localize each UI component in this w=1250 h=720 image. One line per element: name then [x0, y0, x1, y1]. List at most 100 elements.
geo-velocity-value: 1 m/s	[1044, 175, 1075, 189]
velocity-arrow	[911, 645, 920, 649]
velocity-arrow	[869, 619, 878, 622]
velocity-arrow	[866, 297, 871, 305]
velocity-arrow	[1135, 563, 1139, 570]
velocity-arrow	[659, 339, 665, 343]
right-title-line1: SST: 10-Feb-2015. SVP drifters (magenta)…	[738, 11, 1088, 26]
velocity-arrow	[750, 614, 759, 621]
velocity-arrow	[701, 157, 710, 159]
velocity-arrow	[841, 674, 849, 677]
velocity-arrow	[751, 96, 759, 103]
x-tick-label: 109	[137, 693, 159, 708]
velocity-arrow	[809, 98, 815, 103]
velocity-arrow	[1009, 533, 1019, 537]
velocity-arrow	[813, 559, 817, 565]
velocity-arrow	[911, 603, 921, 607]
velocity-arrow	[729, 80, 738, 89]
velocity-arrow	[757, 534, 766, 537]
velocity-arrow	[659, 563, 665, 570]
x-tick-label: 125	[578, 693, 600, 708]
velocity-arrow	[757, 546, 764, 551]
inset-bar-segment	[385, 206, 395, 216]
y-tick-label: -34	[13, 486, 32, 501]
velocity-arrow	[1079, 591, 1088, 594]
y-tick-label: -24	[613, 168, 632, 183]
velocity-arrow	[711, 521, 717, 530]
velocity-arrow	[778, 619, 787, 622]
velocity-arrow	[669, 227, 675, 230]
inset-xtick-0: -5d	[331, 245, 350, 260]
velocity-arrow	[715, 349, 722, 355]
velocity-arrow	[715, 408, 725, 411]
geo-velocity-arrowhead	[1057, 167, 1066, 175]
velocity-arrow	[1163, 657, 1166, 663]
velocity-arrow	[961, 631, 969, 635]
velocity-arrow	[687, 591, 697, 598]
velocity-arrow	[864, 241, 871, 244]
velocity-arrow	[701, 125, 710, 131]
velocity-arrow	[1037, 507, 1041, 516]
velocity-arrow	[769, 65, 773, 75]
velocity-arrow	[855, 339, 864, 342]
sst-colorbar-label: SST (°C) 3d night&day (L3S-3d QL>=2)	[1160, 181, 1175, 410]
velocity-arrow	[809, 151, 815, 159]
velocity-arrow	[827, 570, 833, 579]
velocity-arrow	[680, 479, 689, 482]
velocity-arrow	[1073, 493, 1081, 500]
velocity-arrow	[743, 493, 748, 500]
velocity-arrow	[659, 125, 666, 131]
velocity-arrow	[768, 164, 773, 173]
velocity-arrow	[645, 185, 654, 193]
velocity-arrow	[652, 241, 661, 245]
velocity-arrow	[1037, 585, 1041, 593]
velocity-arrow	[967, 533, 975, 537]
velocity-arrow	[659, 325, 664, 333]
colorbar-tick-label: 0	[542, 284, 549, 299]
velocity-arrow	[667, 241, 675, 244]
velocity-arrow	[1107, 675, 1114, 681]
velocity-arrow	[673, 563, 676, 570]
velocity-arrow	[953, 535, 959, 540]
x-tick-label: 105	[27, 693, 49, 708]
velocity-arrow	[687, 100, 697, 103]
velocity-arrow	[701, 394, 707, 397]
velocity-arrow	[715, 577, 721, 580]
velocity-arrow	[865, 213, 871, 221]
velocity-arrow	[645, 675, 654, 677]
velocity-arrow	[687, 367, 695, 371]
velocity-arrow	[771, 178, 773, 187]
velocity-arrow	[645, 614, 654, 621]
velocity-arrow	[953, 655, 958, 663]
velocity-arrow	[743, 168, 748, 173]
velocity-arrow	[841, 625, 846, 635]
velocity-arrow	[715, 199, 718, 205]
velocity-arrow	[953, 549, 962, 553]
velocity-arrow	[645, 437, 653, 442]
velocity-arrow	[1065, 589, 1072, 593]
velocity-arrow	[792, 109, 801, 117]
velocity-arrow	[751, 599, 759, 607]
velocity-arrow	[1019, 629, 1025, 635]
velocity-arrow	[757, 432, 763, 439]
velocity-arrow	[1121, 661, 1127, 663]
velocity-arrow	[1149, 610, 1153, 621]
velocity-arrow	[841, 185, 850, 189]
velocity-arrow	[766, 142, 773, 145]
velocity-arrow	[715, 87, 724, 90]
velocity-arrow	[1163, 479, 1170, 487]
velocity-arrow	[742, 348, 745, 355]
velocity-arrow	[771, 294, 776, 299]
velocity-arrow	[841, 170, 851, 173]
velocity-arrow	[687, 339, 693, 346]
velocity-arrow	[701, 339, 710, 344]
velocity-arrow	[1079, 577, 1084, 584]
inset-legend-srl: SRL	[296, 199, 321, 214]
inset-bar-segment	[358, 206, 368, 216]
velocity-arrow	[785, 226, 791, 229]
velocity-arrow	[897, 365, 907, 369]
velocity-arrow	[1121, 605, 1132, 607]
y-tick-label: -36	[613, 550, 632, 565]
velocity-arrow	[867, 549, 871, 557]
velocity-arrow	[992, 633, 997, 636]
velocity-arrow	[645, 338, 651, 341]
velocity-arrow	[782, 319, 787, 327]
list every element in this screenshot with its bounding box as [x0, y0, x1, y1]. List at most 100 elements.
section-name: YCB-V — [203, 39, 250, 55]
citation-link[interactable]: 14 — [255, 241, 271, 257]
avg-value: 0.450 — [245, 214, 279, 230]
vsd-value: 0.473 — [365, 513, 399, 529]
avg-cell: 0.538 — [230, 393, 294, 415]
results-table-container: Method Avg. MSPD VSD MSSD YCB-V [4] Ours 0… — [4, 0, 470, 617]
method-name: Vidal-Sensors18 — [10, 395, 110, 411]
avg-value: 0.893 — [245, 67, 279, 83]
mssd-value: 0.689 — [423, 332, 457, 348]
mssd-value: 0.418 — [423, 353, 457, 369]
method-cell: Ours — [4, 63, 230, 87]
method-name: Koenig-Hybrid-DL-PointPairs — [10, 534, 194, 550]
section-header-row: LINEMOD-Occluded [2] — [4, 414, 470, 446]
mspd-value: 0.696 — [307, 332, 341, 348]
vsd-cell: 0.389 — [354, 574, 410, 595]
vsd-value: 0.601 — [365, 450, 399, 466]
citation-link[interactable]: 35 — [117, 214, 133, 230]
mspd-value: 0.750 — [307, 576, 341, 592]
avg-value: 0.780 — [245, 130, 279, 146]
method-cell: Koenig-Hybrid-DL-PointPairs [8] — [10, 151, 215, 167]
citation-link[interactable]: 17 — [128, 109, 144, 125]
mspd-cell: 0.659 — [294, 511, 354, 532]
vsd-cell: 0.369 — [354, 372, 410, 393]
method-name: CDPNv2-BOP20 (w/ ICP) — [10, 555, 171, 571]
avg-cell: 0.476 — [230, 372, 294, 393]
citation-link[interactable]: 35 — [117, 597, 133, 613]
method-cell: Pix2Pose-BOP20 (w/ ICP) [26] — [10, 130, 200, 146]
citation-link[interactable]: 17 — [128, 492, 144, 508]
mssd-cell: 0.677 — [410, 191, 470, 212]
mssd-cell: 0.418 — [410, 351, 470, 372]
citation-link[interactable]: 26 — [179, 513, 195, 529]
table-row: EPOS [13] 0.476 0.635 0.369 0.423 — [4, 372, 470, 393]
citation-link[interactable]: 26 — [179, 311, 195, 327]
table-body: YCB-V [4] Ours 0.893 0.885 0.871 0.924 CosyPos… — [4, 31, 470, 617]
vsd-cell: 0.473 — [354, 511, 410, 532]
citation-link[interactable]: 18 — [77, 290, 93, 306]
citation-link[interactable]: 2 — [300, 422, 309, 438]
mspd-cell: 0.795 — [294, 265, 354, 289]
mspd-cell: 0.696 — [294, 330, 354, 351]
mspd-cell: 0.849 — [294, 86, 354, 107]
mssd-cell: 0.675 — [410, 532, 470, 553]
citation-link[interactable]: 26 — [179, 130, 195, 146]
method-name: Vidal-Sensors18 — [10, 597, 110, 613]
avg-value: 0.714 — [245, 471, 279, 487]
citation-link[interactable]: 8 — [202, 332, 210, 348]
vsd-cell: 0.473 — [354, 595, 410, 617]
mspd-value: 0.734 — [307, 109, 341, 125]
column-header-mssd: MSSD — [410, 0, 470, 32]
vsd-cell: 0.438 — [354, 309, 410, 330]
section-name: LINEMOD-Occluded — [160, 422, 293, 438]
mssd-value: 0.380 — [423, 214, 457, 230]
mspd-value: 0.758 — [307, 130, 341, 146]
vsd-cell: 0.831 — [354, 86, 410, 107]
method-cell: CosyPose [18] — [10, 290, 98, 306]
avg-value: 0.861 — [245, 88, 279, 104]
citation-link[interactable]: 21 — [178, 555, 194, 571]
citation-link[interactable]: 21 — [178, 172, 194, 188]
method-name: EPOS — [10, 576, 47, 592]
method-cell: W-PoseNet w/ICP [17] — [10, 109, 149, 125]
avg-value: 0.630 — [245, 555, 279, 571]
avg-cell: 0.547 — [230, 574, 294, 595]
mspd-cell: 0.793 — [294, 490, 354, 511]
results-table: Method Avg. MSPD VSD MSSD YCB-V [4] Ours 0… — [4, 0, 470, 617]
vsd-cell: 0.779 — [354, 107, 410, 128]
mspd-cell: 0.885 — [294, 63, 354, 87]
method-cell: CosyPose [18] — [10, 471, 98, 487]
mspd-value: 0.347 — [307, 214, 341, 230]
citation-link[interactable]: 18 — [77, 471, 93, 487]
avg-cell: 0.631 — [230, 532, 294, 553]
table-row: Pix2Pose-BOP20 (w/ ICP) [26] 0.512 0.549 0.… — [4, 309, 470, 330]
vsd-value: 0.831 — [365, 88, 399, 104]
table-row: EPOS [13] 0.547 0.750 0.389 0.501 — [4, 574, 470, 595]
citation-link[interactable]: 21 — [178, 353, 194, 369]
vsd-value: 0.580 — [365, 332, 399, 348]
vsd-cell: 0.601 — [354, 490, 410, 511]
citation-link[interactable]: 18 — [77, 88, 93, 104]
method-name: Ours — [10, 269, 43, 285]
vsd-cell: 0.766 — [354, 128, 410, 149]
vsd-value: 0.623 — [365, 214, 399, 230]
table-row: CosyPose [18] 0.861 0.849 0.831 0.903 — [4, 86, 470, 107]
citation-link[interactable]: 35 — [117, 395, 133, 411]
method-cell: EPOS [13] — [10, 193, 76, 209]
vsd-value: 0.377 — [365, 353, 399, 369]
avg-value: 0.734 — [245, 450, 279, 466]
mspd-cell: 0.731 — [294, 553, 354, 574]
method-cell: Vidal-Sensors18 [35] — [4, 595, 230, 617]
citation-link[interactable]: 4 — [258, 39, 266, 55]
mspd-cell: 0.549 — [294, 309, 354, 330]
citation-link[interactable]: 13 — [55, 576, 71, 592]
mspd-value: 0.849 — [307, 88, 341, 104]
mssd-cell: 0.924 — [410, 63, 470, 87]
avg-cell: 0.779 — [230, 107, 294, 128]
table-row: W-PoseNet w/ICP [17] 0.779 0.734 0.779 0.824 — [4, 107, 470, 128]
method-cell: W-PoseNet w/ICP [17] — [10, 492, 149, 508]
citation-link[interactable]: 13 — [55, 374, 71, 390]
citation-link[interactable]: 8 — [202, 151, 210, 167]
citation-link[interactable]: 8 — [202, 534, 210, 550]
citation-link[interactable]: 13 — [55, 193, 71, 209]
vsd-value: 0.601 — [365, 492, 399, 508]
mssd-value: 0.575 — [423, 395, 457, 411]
··········
Copy the data line for line, from its first line up to and including the line containing "241, 871, 244]".

| The output |
localize each UI component in this w=1250 h=720 image. One line per element: name then [x0, y0, x1, y1]. List at most 100 elements.
geo-velocity-value: 1 m/s	[1044, 175, 1075, 189]
velocity-arrow	[911, 645, 920, 649]
velocity-arrow	[869, 619, 878, 622]
velocity-arrow	[866, 297, 871, 305]
velocity-arrow	[1135, 563, 1139, 570]
velocity-arrow	[659, 339, 665, 343]
right-title-line1: SST: 10-Feb-2015. SVP drifters (magenta)…	[738, 11, 1088, 26]
velocity-arrow	[750, 614, 759, 621]
velocity-arrow	[701, 157, 710, 159]
velocity-arrow	[841, 674, 849, 677]
velocity-arrow	[751, 96, 759, 103]
x-tick-label: 109	[137, 693, 159, 708]
velocity-arrow	[809, 98, 815, 103]
velocity-arrow	[1009, 533, 1019, 537]
velocity-arrow	[813, 559, 817, 565]
velocity-arrow	[911, 603, 921, 607]
velocity-arrow	[729, 80, 738, 89]
velocity-arrow	[757, 534, 766, 537]
velocity-arrow	[659, 563, 665, 570]
x-tick-label: 125	[578, 693, 600, 708]
velocity-arrow	[757, 546, 764, 551]
inset-bar-segment	[385, 206, 395, 216]
y-tick-label: -34	[13, 486, 32, 501]
velocity-arrow	[1079, 591, 1088, 594]
y-tick-label: -24	[613, 168, 632, 183]
velocity-arrow	[711, 521, 717, 530]
velocity-arrow	[778, 619, 787, 622]
velocity-arrow	[669, 227, 675, 230]
inset-xtick-0: -5d	[331, 245, 350, 260]
velocity-arrow	[715, 349, 722, 355]
velocity-arrow	[715, 408, 725, 411]
geo-velocity-arrowhead	[1057, 167, 1066, 175]
velocity-arrow	[1163, 657, 1166, 663]
velocity-arrow	[961, 631, 969, 635]
velocity-arrow	[687, 591, 697, 598]
velocity-arrow	[864, 241, 871, 244]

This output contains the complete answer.